Exactly reproduce the entries, dropping any pictures from your copy.

··· Data shown ···

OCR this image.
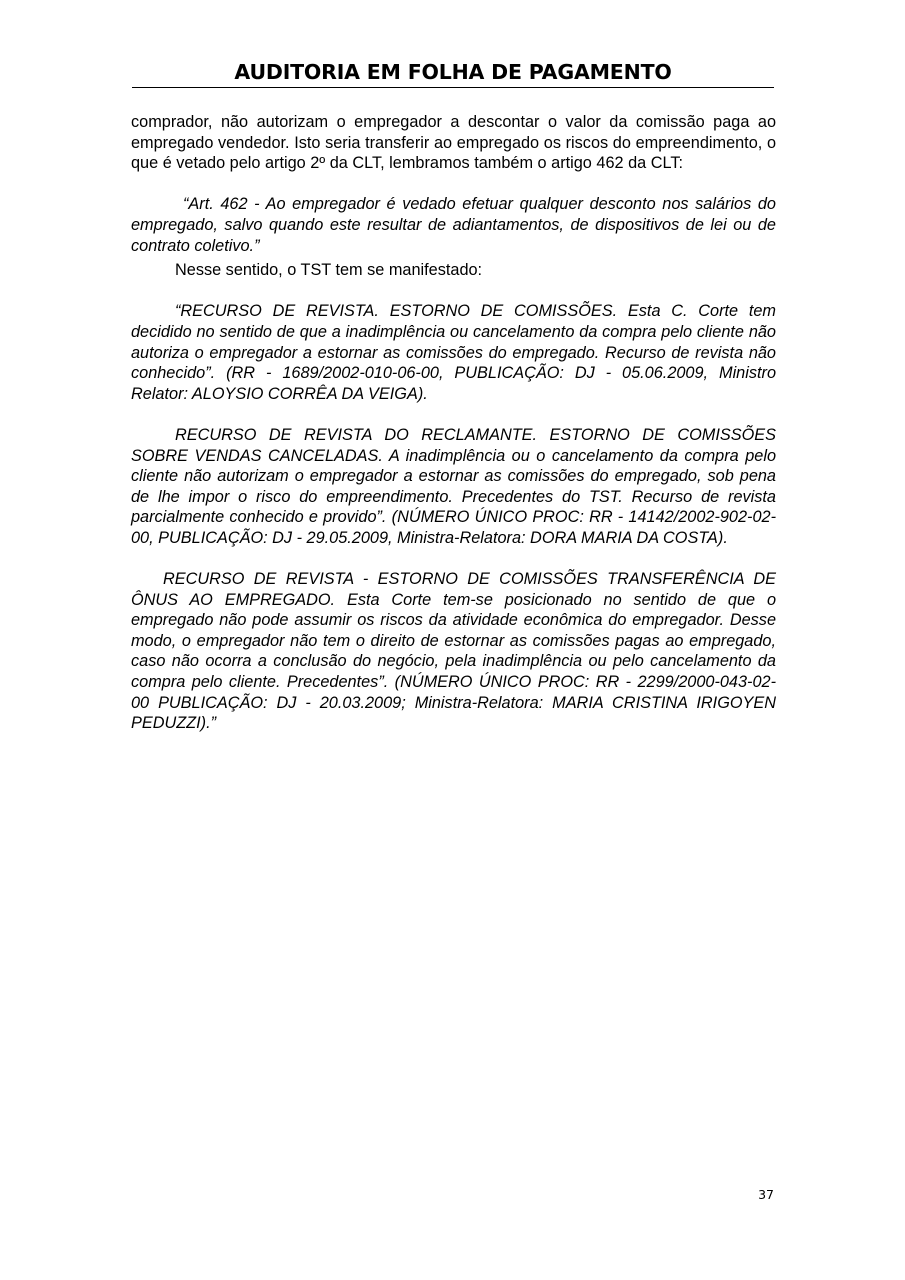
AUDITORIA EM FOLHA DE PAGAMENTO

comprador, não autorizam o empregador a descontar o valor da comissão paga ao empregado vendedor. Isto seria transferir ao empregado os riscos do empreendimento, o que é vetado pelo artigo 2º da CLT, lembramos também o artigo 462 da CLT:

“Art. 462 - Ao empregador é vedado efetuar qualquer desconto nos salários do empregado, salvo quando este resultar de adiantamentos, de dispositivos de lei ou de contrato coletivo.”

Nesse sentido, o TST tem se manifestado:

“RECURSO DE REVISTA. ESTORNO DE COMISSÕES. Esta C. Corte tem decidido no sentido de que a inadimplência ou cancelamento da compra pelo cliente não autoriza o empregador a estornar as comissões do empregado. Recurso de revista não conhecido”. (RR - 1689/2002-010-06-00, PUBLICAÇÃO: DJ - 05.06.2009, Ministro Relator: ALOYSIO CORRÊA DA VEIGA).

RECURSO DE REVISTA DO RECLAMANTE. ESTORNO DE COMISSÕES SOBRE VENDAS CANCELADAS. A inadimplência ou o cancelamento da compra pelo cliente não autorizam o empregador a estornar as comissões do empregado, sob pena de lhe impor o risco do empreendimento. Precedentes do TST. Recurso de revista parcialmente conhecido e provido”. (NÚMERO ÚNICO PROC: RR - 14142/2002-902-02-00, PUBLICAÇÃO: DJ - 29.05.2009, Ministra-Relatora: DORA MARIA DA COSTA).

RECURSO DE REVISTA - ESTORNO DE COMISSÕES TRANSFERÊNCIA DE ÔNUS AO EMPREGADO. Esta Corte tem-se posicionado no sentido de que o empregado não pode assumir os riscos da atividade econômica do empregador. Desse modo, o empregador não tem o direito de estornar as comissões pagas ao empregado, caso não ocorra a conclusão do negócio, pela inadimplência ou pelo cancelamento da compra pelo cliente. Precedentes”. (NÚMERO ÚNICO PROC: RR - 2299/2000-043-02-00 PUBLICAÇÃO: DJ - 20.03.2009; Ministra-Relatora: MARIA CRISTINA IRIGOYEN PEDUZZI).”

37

···

> **Worked answer**:
OCR this image.
AUDITORIA EM FOLHA DE PAGAMENTO

comprador, não autorizam o empregador a descontar o valor da comissão paga ao empregado vendedor. Isto seria transferir ao empregado os riscos do empreendimento, o que é vetado pelo artigo 2º da CLT, lembramos também o artigo 462 da CLT:

“Art. 462 - Ao empregador é vedado efetuar qualquer desconto nos salários do empregado, salvo quando este resultar de adiantamentos, de dispositivos de lei ou de contrato coletivo.”

Nesse sentido, o TST tem se manifestado:

“RECURSO DE REVISTA. ESTORNO DE COMISSÕES. Esta C. Corte tem decidido no sentido de que a inadimplência ou cancelamento da compra pelo cliente não autoriza o empregador a estornar as comissões do empregado. Recurso de revista não conhecido”. (RR - 1689/2002-010-06-00, PUBLICAÇÃO: DJ - 05.06.2009, Ministro Relator: ALOYSIO CORRÊA DA VEIGA).

RECURSO DE REVISTA DO RECLAMANTE. ESTORNO DE COMISSÕES SOBRE VENDAS CANCELADAS. A inadimplência ou o cancelamento da compra pelo cliente não autorizam o empregador a estornar as comissões do empregado, sob pena de lhe impor o risco do empreendimento. Precedentes do TST. Recurso de revista parcialmente conhecido e provido”. (NÚMERO ÚNICO PROC: RR - 14142/2002-902-02-00, PUBLICAÇÃO: DJ - 29.05.2009, Ministra-Relatora: DORA MARIA DA COSTA).

RECURSO DE REVISTA - ESTORNO DE COMISSÕES TRANSFERÊNCIA DE ÔNUS AO EMPREGADO. Esta Corte tem-se posicionado no sentido de que o empregado não pode assumir os riscos da atividade econômica do empregador. Desse modo, o empregador não tem o direito de estornar as comissões pagas ao empregado, caso não ocorra a conclusão do negócio, pela inadimplência ou pelo cancelamento da compra pelo cliente. Precedentes”. (NÚMERO ÚNICO PROC: RR - 2299/2000-043-02-00 PUBLICAÇÃO: DJ - 20.03.2009; Ministra-Relatora: MARIA CRISTINA IRIGOYEN PEDUZZI).”

37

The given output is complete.